• **The request**
Extract the lines starting at the one containing "x-tick: 300 xyxy=(583,614,602,625)" and ending at the one containing "x-tick: 180 xyxy=(367,614,386,625)", copying them unchanged.
───── Record list
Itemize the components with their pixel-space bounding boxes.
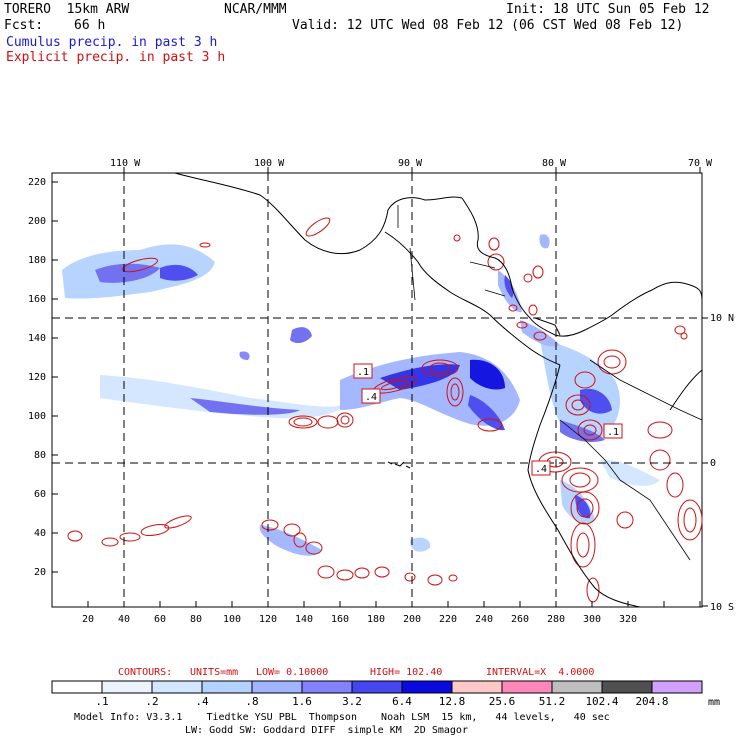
x-tick: 300 xyxy=(583,614,602,625)
lon-label: 100 W xyxy=(254,158,285,169)
marker-3: .1 xyxy=(607,427,619,438)
colorbar-label: .2 xyxy=(145,695,159,708)
contours-low: LOW= 0.10000 xyxy=(256,667,329,678)
model-info: Model Info: V3.3.1 Tiedtke YSU PBL Thomp… xyxy=(74,712,610,723)
explicit-precip-contours xyxy=(67,217,703,603)
colorbar-label: 6.4 xyxy=(392,695,412,708)
colorbar-label: .8 xyxy=(245,695,259,708)
colorbar-label: 3.2 xyxy=(342,695,362,708)
lon-label: 70 W xyxy=(688,158,713,169)
colorbar-cell xyxy=(251,680,303,694)
y-tick: 120 xyxy=(28,372,47,383)
contours-high: HIGH= 102.40 xyxy=(370,667,443,678)
x-tick: 260 xyxy=(511,614,530,625)
lat-label: 0 xyxy=(710,458,717,469)
x-tick: 20 xyxy=(82,614,95,625)
colorbar-cell xyxy=(201,680,253,694)
value-markers: .1 .4 .1 .4 xyxy=(353,363,623,476)
y-tick: 160 xyxy=(28,294,47,305)
colorbar-label: 12.8 xyxy=(438,695,466,708)
legend-explicit: Explicit precip. in past 3 h xyxy=(6,50,226,65)
colorbar-cell xyxy=(601,680,653,694)
colorbar xyxy=(51,680,703,694)
colorbar-label: 1.6 xyxy=(292,695,312,708)
legend-cumulus: Cumulus precip. in past 3 h xyxy=(6,35,218,50)
colorbar-cell xyxy=(351,680,403,694)
model-name: TORERO 15km ARW xyxy=(4,2,130,17)
colorbar-cell xyxy=(501,680,553,694)
y-tick: 220 xyxy=(28,177,47,188)
contours-units: UNITS=mm xyxy=(190,667,239,678)
colorbar-unit: mm xyxy=(708,697,721,708)
y-tick: 180 xyxy=(28,255,47,266)
x-tick: 320 xyxy=(619,614,638,625)
colorbar-cell xyxy=(401,680,453,694)
y-tick: 80 xyxy=(34,450,47,461)
x-tick: 240 xyxy=(475,614,494,625)
colorbar-label: 51.2 xyxy=(538,695,566,708)
colorbar-cell xyxy=(651,680,703,694)
organization: NCAR/MMM xyxy=(224,2,287,17)
colorbar-cell xyxy=(101,680,153,694)
x-tick: 60 xyxy=(154,614,167,625)
lat-label: 10 S xyxy=(710,602,735,613)
marker-4: .4 xyxy=(535,464,547,475)
y-tick: 20 xyxy=(34,567,47,578)
x-tick: 80 xyxy=(190,614,203,625)
colorbar-label: .4 xyxy=(195,695,209,708)
cumulus-precip-shading xyxy=(62,234,660,556)
lon-label: 110 W xyxy=(110,158,141,169)
x-tick: 120 xyxy=(259,614,278,625)
colorbar-label: 102.4 xyxy=(585,695,619,708)
x-tick: 40 xyxy=(118,614,131,625)
x-tick: 180 xyxy=(367,614,386,625)
valid-time: Valid: 12 UTC Wed 08 Feb 12 (06 CST Wed … xyxy=(292,18,684,33)
x-tick: 100 xyxy=(223,614,242,625)
forecast-label: Fcst: xyxy=(4,18,44,33)
colorbar-cell xyxy=(151,680,203,694)
init-time: Init: 18 UTC Sun 05 Feb 12 xyxy=(506,2,710,17)
colorbar-label: 25.6 xyxy=(488,695,516,708)
lon-label: 90 W xyxy=(398,158,423,169)
country-borders xyxy=(397,205,703,561)
colorbar-label: 204.8 xyxy=(635,695,669,708)
y-tick: 100 xyxy=(28,411,47,422)
x-tick: 280 xyxy=(547,614,566,625)
contours-interval: INTERVAL=X 4.0000 xyxy=(486,667,595,678)
marker-1: .1 xyxy=(357,367,369,378)
lon-label: 80 W xyxy=(542,158,567,169)
forecast-hours: 66 h xyxy=(74,18,106,33)
axis-ticks xyxy=(52,167,708,607)
y-tick: 60 xyxy=(34,489,47,500)
y-tick: 140 xyxy=(28,333,47,344)
x-tick: 160 xyxy=(331,614,350,625)
colorbar-cell xyxy=(51,680,103,694)
y-tick: 40 xyxy=(34,528,47,539)
colorbar-cell xyxy=(451,680,503,694)
x-tick: 200 xyxy=(403,614,422,625)
x-tick: 140 xyxy=(295,614,314,625)
colorbar-cell xyxy=(551,680,603,694)
y-tick: 200 xyxy=(28,216,47,227)
physics-info: LW: Godd SW: Goddard DIFF simple KM 2D S… xyxy=(185,725,468,736)
colorbar-label: .1 xyxy=(95,695,109,708)
contours-label: CONTOURS: xyxy=(118,667,173,678)
marker-2: .4 xyxy=(365,392,377,403)
x-tick: 220 xyxy=(439,614,458,625)
colorbar-cell xyxy=(301,680,353,694)
lat-label: 10 N xyxy=(710,313,735,324)
graticule xyxy=(52,173,702,607)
──────────
• **The answer**
x-tick: 300 xyxy=(583,614,602,625)
lon-label: 100 W xyxy=(254,158,285,169)
marker-3: .1 xyxy=(607,427,619,438)
colorbar-label: .2 xyxy=(145,695,159,708)
contours-low: LOW= 0.10000 xyxy=(256,667,329,678)
model-info: Model Info: V3.3.1 Tiedtke YSU PBL Thomp… xyxy=(74,712,610,723)
explicit-precip-contours xyxy=(67,217,703,603)
colorbar-label: 6.4 xyxy=(392,695,412,708)
colorbar-label: .8 xyxy=(245,695,259,708)
colorbar-label: 3.2 xyxy=(342,695,362,708)
lon-label: 70 W xyxy=(688,158,713,169)
colorbar-cell xyxy=(251,680,303,694)
y-tick: 120 xyxy=(28,372,47,383)
contours-high: HIGH= 102.40 xyxy=(370,667,443,678)
x-tick: 260 xyxy=(511,614,530,625)
lat-label: 0 xyxy=(710,458,717,469)
x-tick: 20 xyxy=(82,614,95,625)
colorbar-cell xyxy=(201,680,253,694)
value-markers: .1 .4 .1 .4 xyxy=(353,363,623,476)
y-tick: 160 xyxy=(28,294,47,305)
colorbar-label: 12.8 xyxy=(438,695,466,708)
legend-explicit: Explicit precip. in past 3 h xyxy=(6,50,226,65)
colorbar-cell xyxy=(601,680,653,694)
colorbar xyxy=(51,680,703,694)
colorbar-label: 1.6 xyxy=(292,695,312,708)
legend-cumulus: Cumulus precip. in past 3 h xyxy=(6,35,218,50)
colorbar-cell xyxy=(351,680,403,694)
model-name: TORERO 15km ARW xyxy=(4,2,130,17)
colorbar-cell xyxy=(501,680,553,694)
y-tick: 220 xyxy=(28,177,47,188)
contours-units: UNITS=mm xyxy=(190,667,239,678)
colorbar-unit: mm xyxy=(708,697,721,708)
y-tick: 180 xyxy=(28,255,47,266)
x-tick: 320 xyxy=(619,614,638,625)
colorbar-cell xyxy=(401,680,453,694)
y-tick: 80 xyxy=(34,450,47,461)
x-tick: 240 xyxy=(475,614,494,625)
colorbar-label: 51.2 xyxy=(538,695,566,708)
colorbar-cell xyxy=(651,680,703,694)
organization: NCAR/MMM xyxy=(224,2,287,17)
colorbar-cell xyxy=(101,680,153,694)
x-tick: 60 xyxy=(154,614,167,625)
lat-label: 10 S xyxy=(710,602,735,613)
marker-4: .4 xyxy=(535,464,547,475)
y-tick: 20 xyxy=(34,567,47,578)
x-tick: 80 xyxy=(190,614,203,625)
colorbar-label: .4 xyxy=(195,695,209,708)
cumulus-precip-shading xyxy=(62,234,660,556)
lon-label: 110 W xyxy=(110,158,141,169)
x-tick: 120 xyxy=(259,614,278,625)
colorbar-label: 102.4 xyxy=(585,695,619,708)
x-tick: 40 xyxy=(118,614,131,625)
x-tick: 180 xyxy=(367,614,386,625)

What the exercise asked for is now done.